══ EXTRACTED RECORDS

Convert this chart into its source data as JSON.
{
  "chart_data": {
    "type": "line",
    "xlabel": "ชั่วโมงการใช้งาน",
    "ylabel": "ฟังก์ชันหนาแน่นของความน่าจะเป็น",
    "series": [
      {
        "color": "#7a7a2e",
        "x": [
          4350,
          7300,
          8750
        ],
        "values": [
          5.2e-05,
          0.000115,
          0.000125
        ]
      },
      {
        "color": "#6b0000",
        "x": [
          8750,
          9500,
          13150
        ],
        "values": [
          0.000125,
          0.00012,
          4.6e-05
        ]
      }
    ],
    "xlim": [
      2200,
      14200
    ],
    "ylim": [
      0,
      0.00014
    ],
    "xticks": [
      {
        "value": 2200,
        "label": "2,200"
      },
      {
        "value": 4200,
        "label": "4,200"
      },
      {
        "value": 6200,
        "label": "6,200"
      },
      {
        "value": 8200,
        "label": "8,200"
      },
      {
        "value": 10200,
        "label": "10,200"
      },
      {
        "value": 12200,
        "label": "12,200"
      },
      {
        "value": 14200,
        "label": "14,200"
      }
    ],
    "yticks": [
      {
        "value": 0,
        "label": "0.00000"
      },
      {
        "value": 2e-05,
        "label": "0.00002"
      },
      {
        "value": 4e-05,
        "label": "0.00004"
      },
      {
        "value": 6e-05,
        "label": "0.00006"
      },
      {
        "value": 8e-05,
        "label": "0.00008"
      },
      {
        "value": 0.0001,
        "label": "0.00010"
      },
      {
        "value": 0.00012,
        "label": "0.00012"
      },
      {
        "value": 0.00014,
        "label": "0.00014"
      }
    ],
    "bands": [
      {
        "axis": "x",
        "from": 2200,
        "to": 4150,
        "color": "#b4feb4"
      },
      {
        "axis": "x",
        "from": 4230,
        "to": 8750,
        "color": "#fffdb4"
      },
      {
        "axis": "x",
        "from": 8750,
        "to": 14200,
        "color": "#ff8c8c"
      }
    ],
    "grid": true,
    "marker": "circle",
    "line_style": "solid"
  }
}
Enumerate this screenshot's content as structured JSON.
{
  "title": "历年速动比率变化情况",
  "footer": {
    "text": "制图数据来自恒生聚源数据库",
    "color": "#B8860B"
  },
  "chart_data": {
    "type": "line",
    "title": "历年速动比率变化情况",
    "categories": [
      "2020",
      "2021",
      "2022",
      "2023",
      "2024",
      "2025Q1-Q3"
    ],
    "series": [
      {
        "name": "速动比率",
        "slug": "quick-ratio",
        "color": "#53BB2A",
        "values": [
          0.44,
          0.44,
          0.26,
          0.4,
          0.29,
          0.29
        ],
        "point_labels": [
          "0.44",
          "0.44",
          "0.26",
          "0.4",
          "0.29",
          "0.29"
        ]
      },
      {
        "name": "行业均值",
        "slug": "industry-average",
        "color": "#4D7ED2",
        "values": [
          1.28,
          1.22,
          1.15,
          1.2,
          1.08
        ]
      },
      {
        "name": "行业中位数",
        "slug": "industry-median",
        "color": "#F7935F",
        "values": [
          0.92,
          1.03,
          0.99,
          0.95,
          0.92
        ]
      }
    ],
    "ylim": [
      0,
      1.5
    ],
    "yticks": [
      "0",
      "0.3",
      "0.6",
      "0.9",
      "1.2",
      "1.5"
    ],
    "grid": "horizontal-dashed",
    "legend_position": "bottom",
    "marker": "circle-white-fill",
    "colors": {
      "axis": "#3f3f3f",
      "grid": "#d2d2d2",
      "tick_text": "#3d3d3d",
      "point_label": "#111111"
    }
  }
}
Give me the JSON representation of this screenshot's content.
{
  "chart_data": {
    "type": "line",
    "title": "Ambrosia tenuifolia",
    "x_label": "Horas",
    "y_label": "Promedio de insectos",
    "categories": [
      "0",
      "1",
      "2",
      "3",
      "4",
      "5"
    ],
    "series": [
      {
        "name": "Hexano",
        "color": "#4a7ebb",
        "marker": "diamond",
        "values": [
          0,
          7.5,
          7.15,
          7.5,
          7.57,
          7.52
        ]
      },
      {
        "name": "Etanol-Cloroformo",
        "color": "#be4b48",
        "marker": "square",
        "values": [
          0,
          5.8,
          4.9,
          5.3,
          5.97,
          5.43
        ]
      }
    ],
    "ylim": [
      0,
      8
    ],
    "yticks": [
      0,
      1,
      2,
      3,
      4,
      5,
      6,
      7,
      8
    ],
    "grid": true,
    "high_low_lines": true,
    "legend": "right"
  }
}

════

Starting at the line that contains "Give me the", retype each line through the end of the listing above and nothing else.

WORKED ANSWER:
Give me the JSON representation of this screenshot's content.
{
  "chart_data": {
    "type": "line",
    "title": "Ambrosia tenuifolia",
    "x_label": "Horas",
    "y_label": "Promedio de insectos",
    "categories": [
      "0",
      "1",
      "2",
      "3",
      "4",
      "5"
    ],
    "series": [
      {
        "name": "Hexano",
        "color": "#4a7ebb",
        "marker": "diamond",
        "values": [
          0,
          7.5,
          7.15,
          7.5,
          7.57,
          7.52
        ]
      },
      {
        "name": "Etanol-Cloroformo",
        "color": "#be4b48",
        "marker": "square",
        "values": [
          0,
          5.8,
          4.9,
          5.3,
          5.97,
          5.43
        ]
      }
    ],
    "ylim": [
      0,
      8
    ],
    "yticks": [
      0,
      1,
      2,
      3,
      4,
      5,
      6,
      7,
      8
    ],
    "grid": true,
    "high_low_lines": true,
    "legend": "right"
  }
}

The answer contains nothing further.